Start INPUT DATA

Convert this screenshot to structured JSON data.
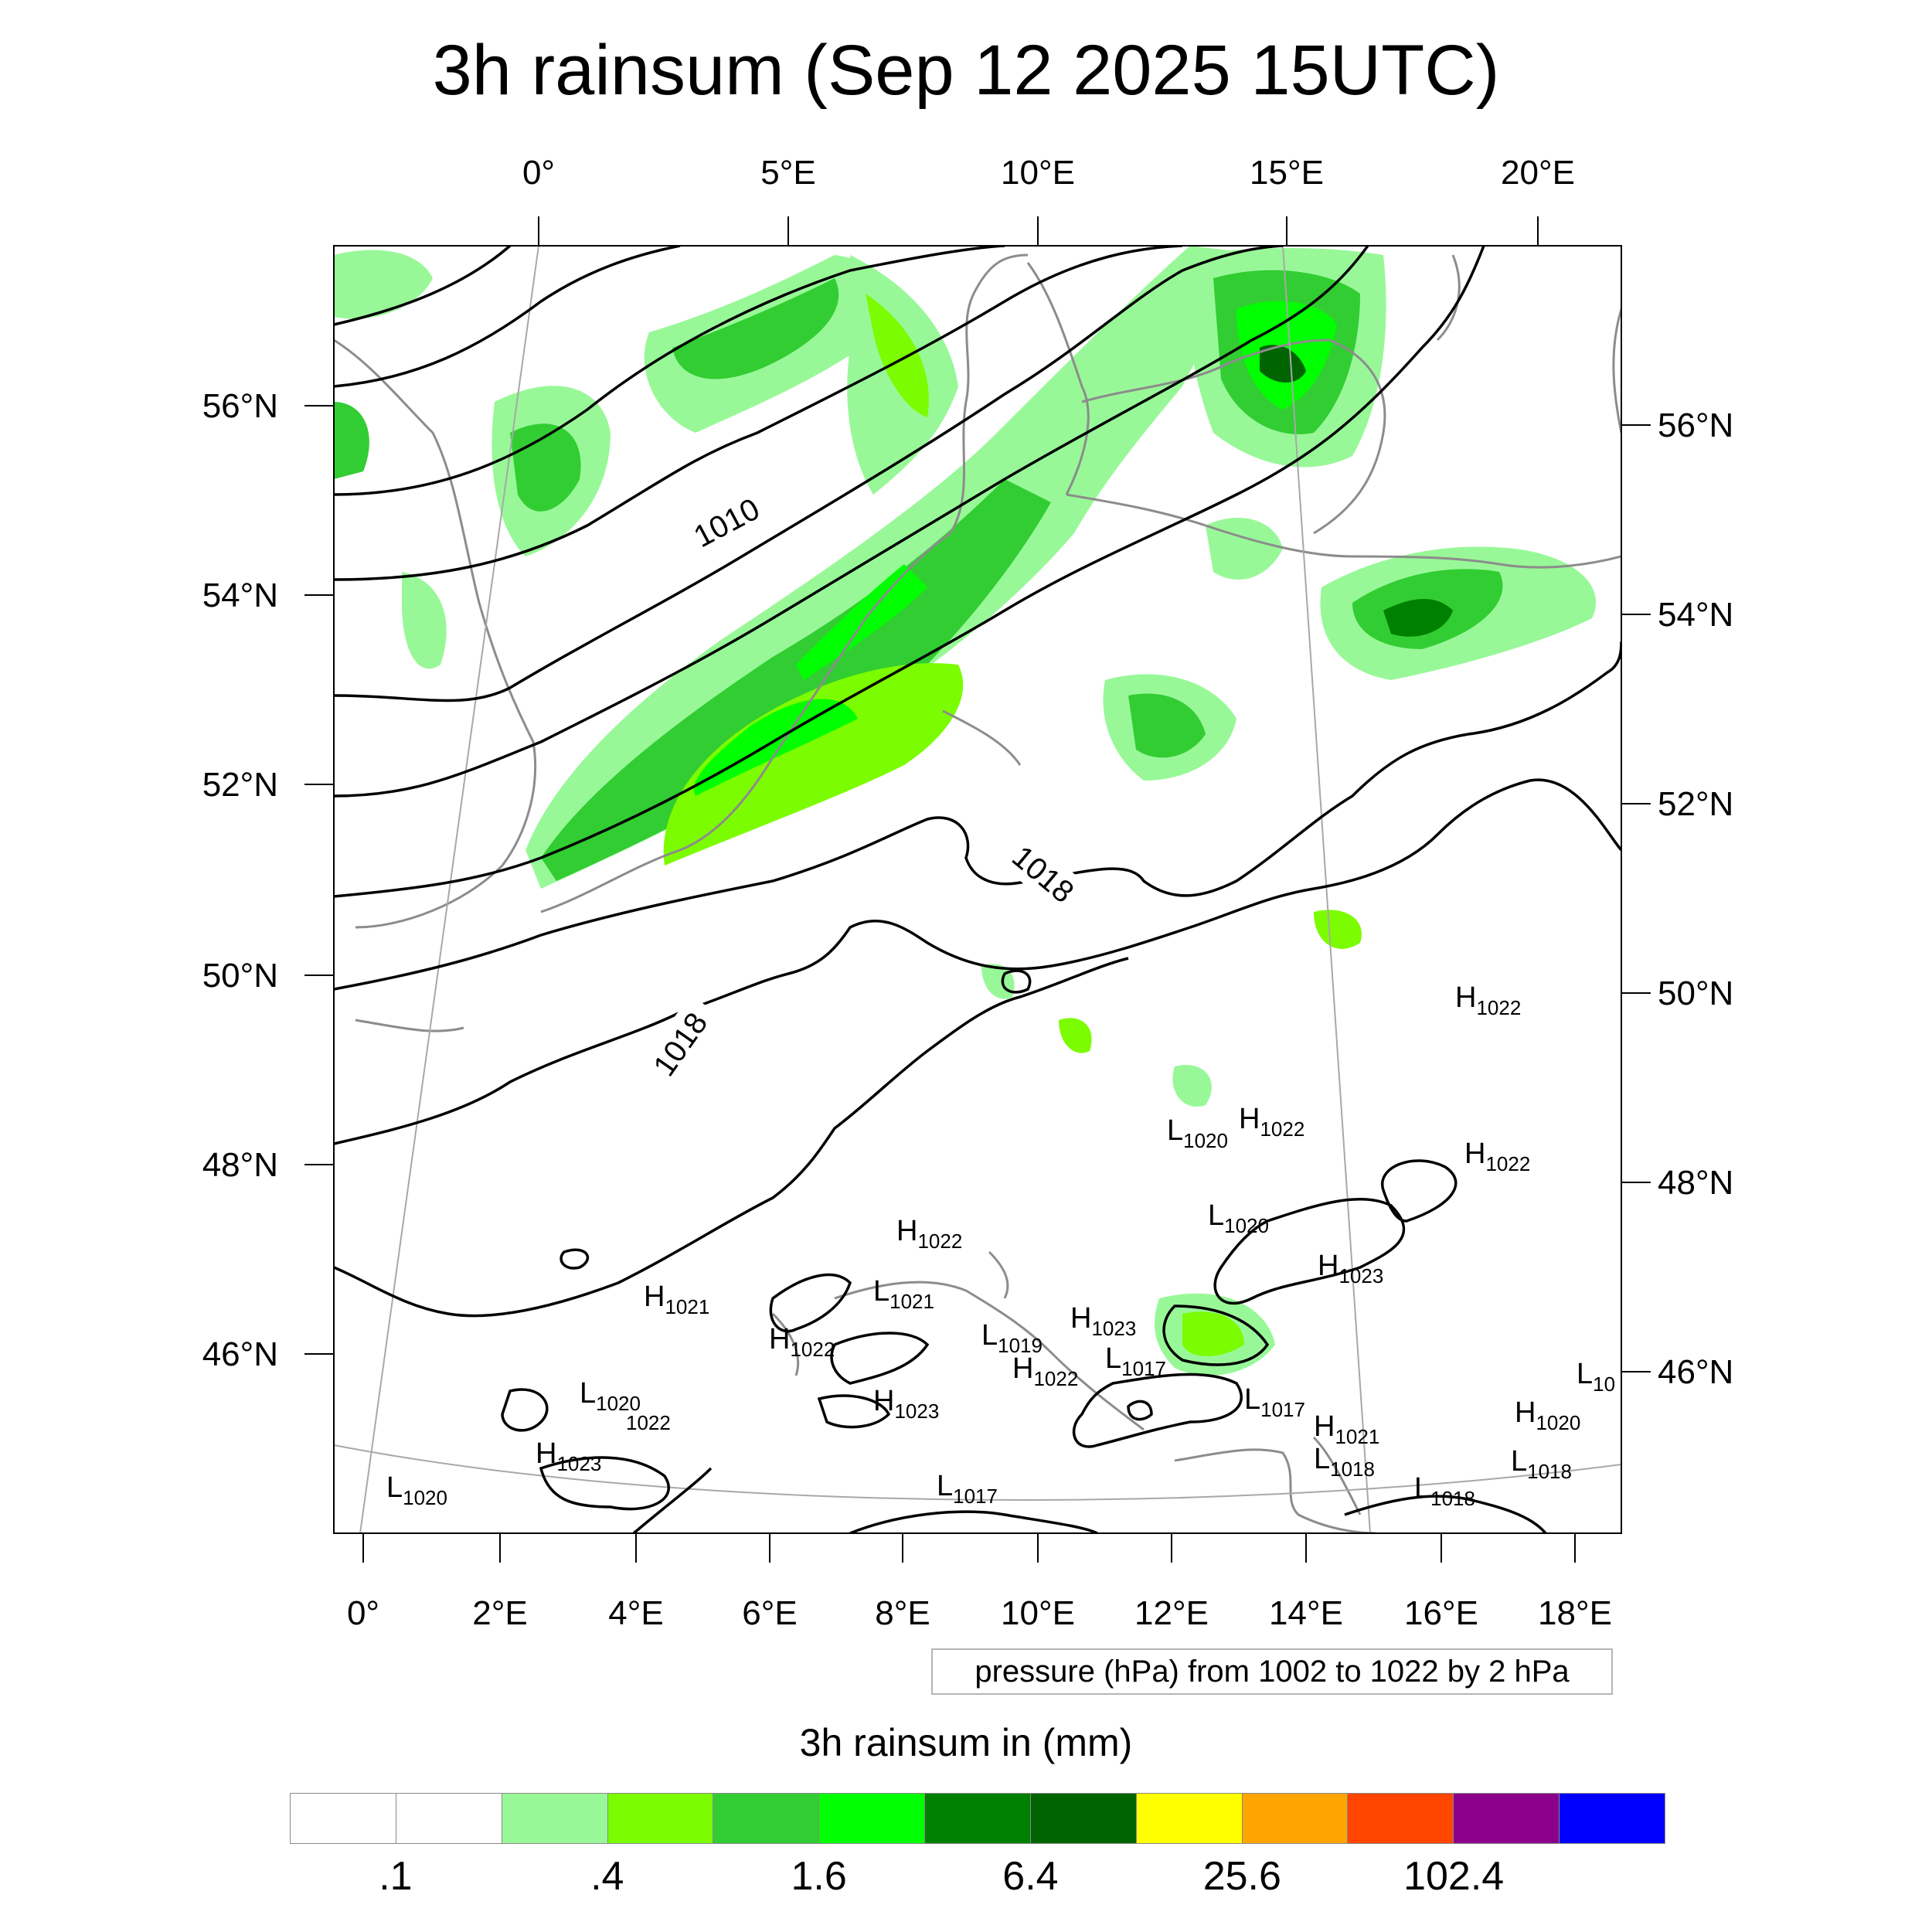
{
  "title": "3h rainsum (Sep 12 2025 15UTC)",
  "map": {
    "projection": "lambert-conformal",
    "top_lon_labels": [
      "0°",
      "5°E",
      "10°E",
      "15°E",
      "20°E"
    ],
    "bottom_lon_labels": [
      "0°",
      "2°E",
      "4°E",
      "6°E",
      "8°E",
      "10°E",
      "12°E",
      "14°E",
      "16°E",
      "18°E"
    ],
    "left_lat_labels": [
      "56°N",
      "54°N",
      "52°N",
      "50°N",
      "48°N",
      "46°N"
    ],
    "right_lat_labels": [
      "56°N",
      "54°N",
      "52°N",
      "50°N",
      "48°N",
      "46°N"
    ],
    "contour_labels": [
      "1010",
      "1018",
      "1018"
    ],
    "pressure_centers": [
      {
        "type": "H",
        "value": "1022"
      },
      {
        "type": "L",
        "value": "1020"
      },
      {
        "type": "H",
        "value": "1022"
      },
      {
        "type": "H",
        "value": "1022"
      },
      {
        "type": "L",
        "value": "1020"
      },
      {
        "type": "H",
        "value": "1022"
      },
      {
        "type": "H",
        "value": "1021"
      },
      {
        "type": "L",
        "value": "1021"
      },
      {
        "type": "H",
        "value": "1023"
      },
      {
        "type": "H",
        "value": "1022"
      },
      {
        "type": "L",
        "value": "1019"
      },
      {
        "type": "H",
        "value": "1023"
      },
      {
        "type": "L",
        "value": "1017"
      },
      {
        "type": "H",
        "value": "1022"
      },
      {
        "type": "L",
        "value": "1020"
      },
      {
        "type": "",
        "value": "1022"
      },
      {
        "type": "H",
        "value": "1023"
      },
      {
        "type": "L",
        "value": "1017"
      },
      {
        "type": "H",
        "value": "1023"
      },
      {
        "type": "L",
        "value": "1020"
      },
      {
        "type": "L",
        "value": "1017"
      },
      {
        "type": "H",
        "value": "1021"
      },
      {
        "type": "L",
        "value": "1018"
      },
      {
        "type": "H",
        "value": "1020"
      },
      {
        "type": "L",
        "value": "1018"
      },
      {
        "type": "L",
        "value": "1018"
      },
      {
        "type": "L",
        "value": "10"
      }
    ],
    "colors": {
      "contour": "#000000",
      "coastline": "#8c8c8c",
      "graticule": "#a8a8a8"
    }
  },
  "pressure_note": "pressure (hPa) from 1002 to 1022 by 2 hPa",
  "legend": {
    "title": "3h rainsum in (mm)",
    "colors": [
      "#ffffff",
      "#ffffff",
      "#98f898",
      "#7cfc00",
      "#32cd32",
      "#00ff00",
      "#008000",
      "#006400",
      "#ffff00",
      "#ffa500",
      "#ff4500",
      "#8b008b",
      "#0000ff"
    ],
    "labels": [
      ".1",
      ".4",
      "1.6",
      "6.4",
      "25.6",
      "102.4"
    ]
  }
}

End INPUT DATA

-- PROBLEM --
Transcribe the preceding listing in its entirety and with exact wording, leaving out pictures.

-- WRITTEN RESPONSE --
Convert this screenshot to structured JSON data.
{
  "title": "3h rainsum (Sep 12 2025 15UTC)",
  "map": {
    "projection": "lambert-conformal",
    "top_lon_labels": [
      "0°",
      "5°E",
      "10°E",
      "15°E",
      "20°E"
    ],
    "bottom_lon_labels": [
      "0°",
      "2°E",
      "4°E",
      "6°E",
      "8°E",
      "10°E",
      "12°E",
      "14°E",
      "16°E",
      "18°E"
    ],
    "left_lat_labels": [
      "56°N",
      "54°N",
      "52°N",
      "50°N",
      "48°N",
      "46°N"
    ],
    "right_lat_labels": [
      "56°N",
      "54°N",
      "52°N",
      "50°N",
      "48°N",
      "46°N"
    ],
    "contour_labels": [
      "1010",
      "1018",
      "1018"
    ],
    "pressure_centers": [
      {
        "type": "H",
        "value": "1022"
      },
      {
        "type": "L",
        "value": "1020"
      },
      {
        "type": "H",
        "value": "1022"
      },
      {
        "type": "H",
        "value": "1022"
      },
      {
        "type": "L",
        "value": "1020"
      },
      {
        "type": "H",
        "value": "1022"
      },
      {
        "type": "H",
        "value": "1021"
      },
      {
        "type": "L",
        "value": "1021"
      },
      {
        "type": "H",
        "value": "1023"
      },
      {
        "type": "H",
        "value": "1022"
      },
      {
        "type": "L",
        "value": "1019"
      },
      {
        "type": "H",
        "value": "1023"
      },
      {
        "type": "L",
        "value": "1017"
      },
      {
        "type": "H",
        "value": "1022"
      },
      {
        "type": "L",
        "value": "1020"
      },
      {
        "type": "",
        "value": "1022"
      },
      {
        "type": "H",
        "value": "1023"
      },
      {
        "type": "L",
        "value": "1017"
      },
      {
        "type": "H",
        "value": "1023"
      },
      {
        "type": "L",
        "value": "1020"
      },
      {
        "type": "L",
        "value": "1017"
      },
      {
        "type": "H",
        "value": "1021"
      },
      {
        "type": "L",
        "value": "1018"
      },
      {
        "type": "H",
        "value": "1020"
      },
      {
        "type": "L",
        "value": "1018"
      },
      {
        "type": "L",
        "value": "1018"
      },
      {
        "type": "L",
        "value": "10"
      }
    ],
    "colors": {
      "contour": "#000000",
      "coastline": "#8c8c8c",
      "graticule": "#a8a8a8"
    }
  },
  "pressure_note": "pressure (hPa) from 1002 to 1022 by 2 hPa",
  "legend": {
    "title": "3h rainsum in (mm)",
    "colors": [
      "#ffffff",
      "#ffffff",
      "#98f898",
      "#7cfc00",
      "#32cd32",
      "#00ff00",
      "#008000",
      "#006400",
      "#ffff00",
      "#ffa500",
      "#ff4500",
      "#8b008b",
      "#0000ff"
    ],
    "labels": [
      ".1",
      ".4",
      "1.6",
      "6.4",
      "25.6",
      "102.4"
    ]
  }
}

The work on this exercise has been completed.